## The task
Repeat every line below exactly as it reads.

Raw records
::::::
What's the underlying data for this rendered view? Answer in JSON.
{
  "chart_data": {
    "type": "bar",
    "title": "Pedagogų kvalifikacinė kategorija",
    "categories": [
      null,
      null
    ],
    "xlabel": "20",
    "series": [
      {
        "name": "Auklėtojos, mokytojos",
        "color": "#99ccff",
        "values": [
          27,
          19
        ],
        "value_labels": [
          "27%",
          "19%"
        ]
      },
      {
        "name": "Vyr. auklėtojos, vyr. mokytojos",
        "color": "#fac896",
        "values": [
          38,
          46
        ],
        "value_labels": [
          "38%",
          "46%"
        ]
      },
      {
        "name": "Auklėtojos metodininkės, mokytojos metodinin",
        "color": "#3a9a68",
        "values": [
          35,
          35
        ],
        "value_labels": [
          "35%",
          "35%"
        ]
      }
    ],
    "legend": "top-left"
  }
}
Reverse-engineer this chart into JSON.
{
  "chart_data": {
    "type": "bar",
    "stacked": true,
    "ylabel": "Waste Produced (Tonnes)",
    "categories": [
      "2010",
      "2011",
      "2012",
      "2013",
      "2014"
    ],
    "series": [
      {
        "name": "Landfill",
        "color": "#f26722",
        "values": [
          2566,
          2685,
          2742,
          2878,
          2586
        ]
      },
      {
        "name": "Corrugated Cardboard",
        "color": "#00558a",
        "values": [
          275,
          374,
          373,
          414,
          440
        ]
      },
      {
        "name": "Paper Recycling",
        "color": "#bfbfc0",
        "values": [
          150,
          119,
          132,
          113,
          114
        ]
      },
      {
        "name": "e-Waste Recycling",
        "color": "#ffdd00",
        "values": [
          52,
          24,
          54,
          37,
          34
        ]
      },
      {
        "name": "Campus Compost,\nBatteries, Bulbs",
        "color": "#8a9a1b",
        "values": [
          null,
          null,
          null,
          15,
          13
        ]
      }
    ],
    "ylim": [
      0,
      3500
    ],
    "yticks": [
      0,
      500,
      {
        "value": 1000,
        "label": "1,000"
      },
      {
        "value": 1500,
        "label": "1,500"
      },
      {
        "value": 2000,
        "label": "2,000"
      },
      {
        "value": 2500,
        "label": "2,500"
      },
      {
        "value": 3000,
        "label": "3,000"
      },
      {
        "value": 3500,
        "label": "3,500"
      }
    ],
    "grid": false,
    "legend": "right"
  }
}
::::::
## Response to this task
What's the underlying data for this rendered view? Answer in JSON.
{
  "chart_data": {
    "type": "bar",
    "title": "Pedagogų kvalifikacinė kategorija",
    "categories": [
      null,
      null
    ],
    "xlabel": "20",
    "series": [
      {
        "name": "Auklėtojos, mokytojos",
        "color": "#99ccff",
        "values": [
          27,
          19
        ],
        "value_labels": [
          "27%",
          "19%"
        ]
      },
      {
        "name": "Vyr. auklėtojos, vyr. mokytojos",
        "color": "#fac896",
        "values": [
          38,
          46
        ],
        "value_labels": [
          "38%",
          "46%"
        ]
      },
      {
        "name": "Auklėtojos metodininkės, mokytojos metodinin",
        "color": "#3a9a68",
        "values": [
          35,
          35
        ],
        "value_labels": [
          "35%",
          "35%"
        ]
      }
    ],
    "legend": "top-left"
  }
}
Reverse-engineer this chart into JSON.
{
  "chart_data": {
    "type": "bar",
    "stacked": true,
    "ylabel": "Waste Produced (Tonnes)",
    "categories": [
      "2010",
      "2011",
      "2012",
      "2013",
      "2014"
    ],
    "series": [
      {
        "name": "Landfill",
        "color": "#f26722",
        "values": [
          2566,
          2685,
          2742,
          2878,
          2586
        ]
      },
      {
        "name": "Corrugated Cardboard",
        "color": "#00558a",
        "values": [
          275,
          374,
          373,
          414,
          440
        ]
      },
      {
        "name": "Paper Recycling",
        "color": "#bfbfc0",
        "values": [
          150,
          119,
          132,
          113,
          114
        ]
      },
      {
        "name": "e-Waste Recycling",
        "color": "#ffdd00",
        "values": [
          52,
          24,
          54,
          37,
          34
        ]
      },
      {
        "name": "Campus Compost,\nBatteries, Bulbs",
        "color": "#8a9a1b",
        "values": [
          null,
          null,
          null,
          15,
          13
        ]
      }
    ],
    "ylim": [
      0,
      3500
    ],
    "yticks": [
      0,
      500,
      {
        "value": 1000,
        "label": "1,000"
      },
      {
        "value": 1500,
        "label": "1,500"
      },
      {
        "value": 2000,
        "label": "2,000"
      },
      {
        "value": 2500,
        "label": "2,500"
      },
      {
        "value": 3000,
        "label": "3,000"
      },
      {
        "value": 3500,
        "label": "3,500"
      }
    ],
    "grid": false,
    "legend": "right"
  }
}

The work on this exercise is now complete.